BRIEF: Could you copy every line from the material below in which "subtitle" appears?

SUPPLIED INFORMATION:
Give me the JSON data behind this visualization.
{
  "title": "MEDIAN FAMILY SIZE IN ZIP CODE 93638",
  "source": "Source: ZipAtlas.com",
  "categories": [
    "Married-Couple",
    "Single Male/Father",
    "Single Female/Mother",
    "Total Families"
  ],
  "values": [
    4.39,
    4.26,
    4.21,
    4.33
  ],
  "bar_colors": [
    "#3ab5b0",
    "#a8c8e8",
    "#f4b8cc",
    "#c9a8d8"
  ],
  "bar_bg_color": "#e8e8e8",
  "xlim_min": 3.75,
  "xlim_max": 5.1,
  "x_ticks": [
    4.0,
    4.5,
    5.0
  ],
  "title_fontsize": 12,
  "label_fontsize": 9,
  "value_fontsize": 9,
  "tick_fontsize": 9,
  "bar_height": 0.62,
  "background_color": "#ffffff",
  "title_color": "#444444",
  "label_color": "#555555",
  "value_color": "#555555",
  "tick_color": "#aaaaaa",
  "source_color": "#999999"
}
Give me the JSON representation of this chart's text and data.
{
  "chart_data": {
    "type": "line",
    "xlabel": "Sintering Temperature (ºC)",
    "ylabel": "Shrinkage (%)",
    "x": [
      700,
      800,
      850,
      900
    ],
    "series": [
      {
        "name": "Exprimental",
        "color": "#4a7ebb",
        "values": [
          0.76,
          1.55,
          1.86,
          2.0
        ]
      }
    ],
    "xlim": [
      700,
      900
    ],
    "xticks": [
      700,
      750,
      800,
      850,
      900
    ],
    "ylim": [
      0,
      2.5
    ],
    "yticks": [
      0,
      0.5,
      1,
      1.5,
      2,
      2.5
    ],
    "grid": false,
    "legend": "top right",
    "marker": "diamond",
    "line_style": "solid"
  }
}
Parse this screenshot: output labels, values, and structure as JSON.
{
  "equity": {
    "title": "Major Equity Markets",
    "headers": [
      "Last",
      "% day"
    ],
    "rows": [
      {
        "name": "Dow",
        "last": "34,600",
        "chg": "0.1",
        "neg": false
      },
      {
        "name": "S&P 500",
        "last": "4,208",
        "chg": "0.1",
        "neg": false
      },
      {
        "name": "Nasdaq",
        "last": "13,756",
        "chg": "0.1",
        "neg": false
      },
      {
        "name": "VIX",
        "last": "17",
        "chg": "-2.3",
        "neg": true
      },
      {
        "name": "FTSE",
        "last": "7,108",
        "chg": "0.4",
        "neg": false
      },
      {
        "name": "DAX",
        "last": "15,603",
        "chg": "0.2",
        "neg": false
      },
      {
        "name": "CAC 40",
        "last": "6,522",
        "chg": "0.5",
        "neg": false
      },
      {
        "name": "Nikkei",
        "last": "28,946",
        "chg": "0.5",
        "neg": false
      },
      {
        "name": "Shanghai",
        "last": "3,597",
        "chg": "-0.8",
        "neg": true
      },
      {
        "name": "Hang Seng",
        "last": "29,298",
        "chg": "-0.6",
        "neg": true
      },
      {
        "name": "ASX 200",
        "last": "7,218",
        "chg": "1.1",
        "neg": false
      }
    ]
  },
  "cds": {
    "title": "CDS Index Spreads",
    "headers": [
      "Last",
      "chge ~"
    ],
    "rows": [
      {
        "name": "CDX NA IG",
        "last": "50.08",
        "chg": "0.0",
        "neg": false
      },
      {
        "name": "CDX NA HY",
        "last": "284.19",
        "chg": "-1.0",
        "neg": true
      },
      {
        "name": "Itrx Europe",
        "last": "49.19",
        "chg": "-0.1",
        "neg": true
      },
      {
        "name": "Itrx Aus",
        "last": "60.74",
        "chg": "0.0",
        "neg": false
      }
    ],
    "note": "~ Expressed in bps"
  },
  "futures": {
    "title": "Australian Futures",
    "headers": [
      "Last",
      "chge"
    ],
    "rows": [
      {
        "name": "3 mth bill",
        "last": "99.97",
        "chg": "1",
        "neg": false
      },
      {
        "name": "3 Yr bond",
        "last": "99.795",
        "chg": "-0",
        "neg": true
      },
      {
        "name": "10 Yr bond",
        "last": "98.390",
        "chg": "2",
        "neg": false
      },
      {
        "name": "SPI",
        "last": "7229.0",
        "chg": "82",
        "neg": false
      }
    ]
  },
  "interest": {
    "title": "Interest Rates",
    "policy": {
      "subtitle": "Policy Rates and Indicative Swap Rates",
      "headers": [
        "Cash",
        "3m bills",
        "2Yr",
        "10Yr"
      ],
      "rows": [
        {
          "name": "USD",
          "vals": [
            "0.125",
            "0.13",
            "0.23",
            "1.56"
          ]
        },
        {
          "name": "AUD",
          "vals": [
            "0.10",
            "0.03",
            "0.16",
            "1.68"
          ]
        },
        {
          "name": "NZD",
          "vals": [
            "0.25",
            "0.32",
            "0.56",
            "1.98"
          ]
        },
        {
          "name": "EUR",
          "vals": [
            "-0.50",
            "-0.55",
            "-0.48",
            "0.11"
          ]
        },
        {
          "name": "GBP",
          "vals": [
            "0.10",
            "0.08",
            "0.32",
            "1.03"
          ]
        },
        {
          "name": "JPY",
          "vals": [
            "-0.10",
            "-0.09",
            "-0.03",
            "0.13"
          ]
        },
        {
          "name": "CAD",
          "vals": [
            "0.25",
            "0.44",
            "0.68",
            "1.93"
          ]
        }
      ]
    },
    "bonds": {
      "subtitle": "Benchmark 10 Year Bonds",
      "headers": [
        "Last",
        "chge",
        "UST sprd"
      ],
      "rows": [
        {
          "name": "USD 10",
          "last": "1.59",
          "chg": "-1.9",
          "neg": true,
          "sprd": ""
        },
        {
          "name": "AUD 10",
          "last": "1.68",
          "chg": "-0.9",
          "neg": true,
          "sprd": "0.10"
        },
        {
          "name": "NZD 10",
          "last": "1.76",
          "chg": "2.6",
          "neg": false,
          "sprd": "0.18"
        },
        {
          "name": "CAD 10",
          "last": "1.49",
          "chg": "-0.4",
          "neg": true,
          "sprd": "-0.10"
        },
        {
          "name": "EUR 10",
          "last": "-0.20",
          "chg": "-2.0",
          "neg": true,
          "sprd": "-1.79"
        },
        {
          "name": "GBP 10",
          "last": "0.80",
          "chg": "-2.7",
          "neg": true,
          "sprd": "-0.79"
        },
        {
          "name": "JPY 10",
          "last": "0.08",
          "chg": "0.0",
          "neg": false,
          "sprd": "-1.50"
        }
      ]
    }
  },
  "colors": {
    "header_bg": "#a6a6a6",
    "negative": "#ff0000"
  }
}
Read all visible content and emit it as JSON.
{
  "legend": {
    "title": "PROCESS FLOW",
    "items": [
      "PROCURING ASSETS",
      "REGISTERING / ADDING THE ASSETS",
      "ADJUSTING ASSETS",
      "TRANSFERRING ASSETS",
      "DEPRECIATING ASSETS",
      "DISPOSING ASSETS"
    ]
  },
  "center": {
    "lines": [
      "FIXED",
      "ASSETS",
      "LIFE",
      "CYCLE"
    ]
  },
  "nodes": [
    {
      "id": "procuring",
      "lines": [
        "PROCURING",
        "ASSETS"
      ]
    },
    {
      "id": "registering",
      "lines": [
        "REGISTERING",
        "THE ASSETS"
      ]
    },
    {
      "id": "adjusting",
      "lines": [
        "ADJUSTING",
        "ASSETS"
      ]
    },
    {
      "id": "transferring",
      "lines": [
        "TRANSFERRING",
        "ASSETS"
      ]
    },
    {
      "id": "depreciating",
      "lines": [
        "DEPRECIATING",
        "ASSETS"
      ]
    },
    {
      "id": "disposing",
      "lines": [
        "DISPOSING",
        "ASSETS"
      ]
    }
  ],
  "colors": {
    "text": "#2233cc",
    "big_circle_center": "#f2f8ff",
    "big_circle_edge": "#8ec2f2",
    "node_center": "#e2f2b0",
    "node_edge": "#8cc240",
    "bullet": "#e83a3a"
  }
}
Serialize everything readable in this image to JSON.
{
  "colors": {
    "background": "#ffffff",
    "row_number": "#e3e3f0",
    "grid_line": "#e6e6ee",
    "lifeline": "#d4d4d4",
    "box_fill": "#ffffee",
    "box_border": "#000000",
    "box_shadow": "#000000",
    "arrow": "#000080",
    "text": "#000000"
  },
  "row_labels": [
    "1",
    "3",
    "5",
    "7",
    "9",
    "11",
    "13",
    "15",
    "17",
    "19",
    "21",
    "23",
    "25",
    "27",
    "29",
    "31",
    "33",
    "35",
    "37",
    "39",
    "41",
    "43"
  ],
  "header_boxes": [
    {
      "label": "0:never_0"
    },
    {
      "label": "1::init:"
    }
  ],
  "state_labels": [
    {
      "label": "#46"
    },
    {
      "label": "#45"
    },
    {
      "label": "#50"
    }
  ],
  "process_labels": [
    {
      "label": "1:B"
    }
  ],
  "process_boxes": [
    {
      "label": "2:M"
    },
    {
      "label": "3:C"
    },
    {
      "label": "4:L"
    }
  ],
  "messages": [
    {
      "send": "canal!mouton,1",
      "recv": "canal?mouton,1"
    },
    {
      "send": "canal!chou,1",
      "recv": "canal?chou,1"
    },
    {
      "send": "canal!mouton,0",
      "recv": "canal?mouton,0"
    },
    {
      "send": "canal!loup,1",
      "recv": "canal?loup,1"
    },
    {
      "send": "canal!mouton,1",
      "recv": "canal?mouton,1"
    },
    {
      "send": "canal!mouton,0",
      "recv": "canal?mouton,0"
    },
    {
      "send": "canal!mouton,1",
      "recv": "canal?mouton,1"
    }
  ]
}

RESULT:
      "subtitle": "Policy Rates and Indicative Swap Rates",
      "subtitle": "Benchmark 10 Year Bonds",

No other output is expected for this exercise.